▶ _Description of the task_:
Say how many lines include the word "JSON". Reply with nothing but the number.

▶ _Supplied material_:
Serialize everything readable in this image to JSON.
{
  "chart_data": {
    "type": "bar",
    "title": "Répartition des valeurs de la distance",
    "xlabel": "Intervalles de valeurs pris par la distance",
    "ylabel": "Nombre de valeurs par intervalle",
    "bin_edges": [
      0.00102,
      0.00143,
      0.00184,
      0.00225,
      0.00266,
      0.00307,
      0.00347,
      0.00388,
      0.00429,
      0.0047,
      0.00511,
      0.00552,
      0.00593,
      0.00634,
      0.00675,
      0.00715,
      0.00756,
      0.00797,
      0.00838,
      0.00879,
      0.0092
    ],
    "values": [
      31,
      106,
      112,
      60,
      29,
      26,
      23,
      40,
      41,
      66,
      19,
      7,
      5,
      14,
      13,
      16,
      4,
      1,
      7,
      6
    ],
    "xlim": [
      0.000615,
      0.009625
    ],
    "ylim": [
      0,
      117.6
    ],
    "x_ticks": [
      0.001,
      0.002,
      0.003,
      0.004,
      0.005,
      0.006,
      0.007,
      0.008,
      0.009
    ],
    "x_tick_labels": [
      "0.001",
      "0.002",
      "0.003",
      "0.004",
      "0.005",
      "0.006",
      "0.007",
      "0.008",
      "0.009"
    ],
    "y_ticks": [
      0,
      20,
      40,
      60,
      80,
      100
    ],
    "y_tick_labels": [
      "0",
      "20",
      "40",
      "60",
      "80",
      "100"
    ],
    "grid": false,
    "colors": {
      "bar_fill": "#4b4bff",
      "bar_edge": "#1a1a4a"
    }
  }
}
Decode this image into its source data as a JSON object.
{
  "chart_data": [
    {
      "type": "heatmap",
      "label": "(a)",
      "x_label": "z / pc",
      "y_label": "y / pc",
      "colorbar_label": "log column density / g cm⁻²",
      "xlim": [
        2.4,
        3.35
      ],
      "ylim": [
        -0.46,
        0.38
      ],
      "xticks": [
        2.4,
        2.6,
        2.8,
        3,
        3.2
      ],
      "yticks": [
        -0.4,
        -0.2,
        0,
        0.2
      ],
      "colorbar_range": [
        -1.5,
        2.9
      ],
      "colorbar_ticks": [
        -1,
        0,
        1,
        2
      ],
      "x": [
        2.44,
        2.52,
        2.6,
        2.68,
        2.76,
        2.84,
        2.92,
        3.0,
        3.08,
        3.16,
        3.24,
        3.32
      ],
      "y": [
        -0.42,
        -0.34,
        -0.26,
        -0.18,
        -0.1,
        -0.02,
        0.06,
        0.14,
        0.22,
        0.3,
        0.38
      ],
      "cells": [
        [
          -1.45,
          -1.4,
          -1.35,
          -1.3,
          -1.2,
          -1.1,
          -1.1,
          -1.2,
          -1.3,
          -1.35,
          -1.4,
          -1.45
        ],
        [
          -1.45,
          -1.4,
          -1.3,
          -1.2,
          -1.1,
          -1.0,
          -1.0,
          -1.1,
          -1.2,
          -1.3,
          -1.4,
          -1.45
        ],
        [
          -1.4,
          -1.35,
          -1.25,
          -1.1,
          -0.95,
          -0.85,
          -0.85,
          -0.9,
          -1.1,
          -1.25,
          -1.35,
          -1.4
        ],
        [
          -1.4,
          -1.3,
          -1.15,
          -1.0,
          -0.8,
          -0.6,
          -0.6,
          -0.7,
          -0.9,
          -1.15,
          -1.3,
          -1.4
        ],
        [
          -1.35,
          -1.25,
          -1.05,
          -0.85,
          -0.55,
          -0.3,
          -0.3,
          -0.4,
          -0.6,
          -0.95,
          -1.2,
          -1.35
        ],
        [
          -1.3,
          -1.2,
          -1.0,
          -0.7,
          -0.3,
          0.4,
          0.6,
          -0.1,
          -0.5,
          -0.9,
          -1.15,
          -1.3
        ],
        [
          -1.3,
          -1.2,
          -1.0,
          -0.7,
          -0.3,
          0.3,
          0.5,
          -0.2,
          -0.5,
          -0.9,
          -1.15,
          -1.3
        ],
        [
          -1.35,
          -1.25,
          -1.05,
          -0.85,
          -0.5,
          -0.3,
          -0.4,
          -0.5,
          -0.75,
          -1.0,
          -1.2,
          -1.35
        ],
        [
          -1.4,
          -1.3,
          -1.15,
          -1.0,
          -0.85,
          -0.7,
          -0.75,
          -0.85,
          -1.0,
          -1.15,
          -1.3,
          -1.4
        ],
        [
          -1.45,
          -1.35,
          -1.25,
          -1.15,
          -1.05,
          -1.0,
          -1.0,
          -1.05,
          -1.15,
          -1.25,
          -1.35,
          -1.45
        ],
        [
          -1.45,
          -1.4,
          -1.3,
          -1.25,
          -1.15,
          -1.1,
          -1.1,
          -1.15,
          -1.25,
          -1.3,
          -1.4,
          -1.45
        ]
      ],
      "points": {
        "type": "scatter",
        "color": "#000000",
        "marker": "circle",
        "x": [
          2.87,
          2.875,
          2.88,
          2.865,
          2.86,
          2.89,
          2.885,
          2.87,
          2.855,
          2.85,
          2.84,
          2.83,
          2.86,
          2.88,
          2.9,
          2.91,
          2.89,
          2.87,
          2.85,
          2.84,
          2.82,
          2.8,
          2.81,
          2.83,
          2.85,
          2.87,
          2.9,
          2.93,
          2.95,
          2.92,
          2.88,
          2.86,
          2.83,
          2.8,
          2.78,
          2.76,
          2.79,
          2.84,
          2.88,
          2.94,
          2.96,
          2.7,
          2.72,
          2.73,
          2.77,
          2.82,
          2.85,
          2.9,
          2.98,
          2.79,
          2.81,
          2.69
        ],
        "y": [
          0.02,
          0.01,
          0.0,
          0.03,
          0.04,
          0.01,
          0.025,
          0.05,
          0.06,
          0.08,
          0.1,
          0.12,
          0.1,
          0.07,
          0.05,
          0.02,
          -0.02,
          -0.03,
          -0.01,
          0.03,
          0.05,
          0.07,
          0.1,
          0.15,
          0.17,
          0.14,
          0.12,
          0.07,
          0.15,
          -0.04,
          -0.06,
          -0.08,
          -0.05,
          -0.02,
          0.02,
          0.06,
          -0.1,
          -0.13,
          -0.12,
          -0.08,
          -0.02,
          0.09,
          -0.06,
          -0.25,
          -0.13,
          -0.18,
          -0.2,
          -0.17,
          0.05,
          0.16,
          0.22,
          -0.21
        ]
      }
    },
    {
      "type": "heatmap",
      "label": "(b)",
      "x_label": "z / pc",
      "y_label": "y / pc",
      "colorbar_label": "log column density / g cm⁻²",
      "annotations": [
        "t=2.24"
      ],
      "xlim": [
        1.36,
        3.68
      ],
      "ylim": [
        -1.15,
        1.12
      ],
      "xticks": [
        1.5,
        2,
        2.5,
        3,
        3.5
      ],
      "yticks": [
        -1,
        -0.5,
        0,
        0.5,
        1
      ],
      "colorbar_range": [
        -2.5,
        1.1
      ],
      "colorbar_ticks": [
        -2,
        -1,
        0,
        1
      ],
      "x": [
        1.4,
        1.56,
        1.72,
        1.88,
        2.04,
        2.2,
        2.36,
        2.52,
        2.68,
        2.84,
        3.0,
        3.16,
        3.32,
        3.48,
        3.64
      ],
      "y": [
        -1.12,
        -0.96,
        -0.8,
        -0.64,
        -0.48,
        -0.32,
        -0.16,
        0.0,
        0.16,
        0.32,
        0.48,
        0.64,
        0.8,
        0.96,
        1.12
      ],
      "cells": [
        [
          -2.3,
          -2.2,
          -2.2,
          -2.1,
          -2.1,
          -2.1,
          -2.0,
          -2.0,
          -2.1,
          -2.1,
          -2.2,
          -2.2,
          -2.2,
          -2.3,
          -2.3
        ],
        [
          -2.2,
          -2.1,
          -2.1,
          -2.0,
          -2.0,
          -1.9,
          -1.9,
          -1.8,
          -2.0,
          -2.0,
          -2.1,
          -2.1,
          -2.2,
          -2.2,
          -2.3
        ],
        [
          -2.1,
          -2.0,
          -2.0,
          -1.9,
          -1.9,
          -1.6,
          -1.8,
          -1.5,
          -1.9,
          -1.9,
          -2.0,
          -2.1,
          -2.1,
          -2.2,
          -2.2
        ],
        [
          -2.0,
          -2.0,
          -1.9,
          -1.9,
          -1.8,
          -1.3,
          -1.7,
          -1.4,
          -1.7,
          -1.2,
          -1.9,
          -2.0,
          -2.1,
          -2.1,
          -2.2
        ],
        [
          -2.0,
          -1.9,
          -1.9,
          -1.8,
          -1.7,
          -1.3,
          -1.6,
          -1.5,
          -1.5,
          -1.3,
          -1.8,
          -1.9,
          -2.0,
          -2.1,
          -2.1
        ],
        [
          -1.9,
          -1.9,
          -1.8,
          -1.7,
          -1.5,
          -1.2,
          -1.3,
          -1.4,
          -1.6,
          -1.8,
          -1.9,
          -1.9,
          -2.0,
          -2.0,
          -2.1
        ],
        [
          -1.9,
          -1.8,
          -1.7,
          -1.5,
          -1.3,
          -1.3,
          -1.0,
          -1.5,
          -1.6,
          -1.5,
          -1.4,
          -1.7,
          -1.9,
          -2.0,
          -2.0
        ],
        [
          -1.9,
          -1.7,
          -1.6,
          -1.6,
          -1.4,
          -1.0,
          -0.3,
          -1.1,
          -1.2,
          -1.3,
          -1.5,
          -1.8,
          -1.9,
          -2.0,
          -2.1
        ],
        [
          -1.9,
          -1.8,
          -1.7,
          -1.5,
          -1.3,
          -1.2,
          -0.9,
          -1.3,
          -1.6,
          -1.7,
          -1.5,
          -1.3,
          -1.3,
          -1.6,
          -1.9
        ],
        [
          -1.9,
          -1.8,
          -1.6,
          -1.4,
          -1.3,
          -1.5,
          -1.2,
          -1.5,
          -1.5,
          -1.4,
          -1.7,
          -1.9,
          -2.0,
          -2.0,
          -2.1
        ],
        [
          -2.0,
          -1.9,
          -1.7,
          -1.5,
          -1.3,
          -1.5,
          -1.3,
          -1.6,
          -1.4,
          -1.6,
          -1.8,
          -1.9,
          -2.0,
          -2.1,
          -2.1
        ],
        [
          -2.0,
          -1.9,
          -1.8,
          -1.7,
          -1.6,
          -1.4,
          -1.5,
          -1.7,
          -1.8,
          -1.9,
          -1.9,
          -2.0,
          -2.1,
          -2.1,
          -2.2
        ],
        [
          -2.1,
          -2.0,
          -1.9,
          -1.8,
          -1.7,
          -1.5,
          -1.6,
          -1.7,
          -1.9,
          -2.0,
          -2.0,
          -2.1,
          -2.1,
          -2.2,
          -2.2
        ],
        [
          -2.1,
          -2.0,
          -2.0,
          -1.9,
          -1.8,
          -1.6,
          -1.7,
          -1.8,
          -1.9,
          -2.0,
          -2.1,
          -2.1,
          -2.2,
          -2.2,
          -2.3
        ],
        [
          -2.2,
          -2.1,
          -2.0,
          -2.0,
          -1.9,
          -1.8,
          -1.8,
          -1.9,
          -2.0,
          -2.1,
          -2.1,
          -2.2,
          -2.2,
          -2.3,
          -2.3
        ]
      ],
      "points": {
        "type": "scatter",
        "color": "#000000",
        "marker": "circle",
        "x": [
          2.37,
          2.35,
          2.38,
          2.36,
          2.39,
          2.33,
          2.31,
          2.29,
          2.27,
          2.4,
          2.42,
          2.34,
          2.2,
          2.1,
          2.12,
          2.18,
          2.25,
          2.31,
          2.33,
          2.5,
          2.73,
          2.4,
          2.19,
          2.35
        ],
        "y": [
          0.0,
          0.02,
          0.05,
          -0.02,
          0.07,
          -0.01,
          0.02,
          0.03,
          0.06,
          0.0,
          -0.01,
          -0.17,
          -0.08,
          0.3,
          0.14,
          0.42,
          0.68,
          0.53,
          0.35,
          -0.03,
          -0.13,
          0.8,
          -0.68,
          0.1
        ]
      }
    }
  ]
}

▶ _Answer to the exercise_:
2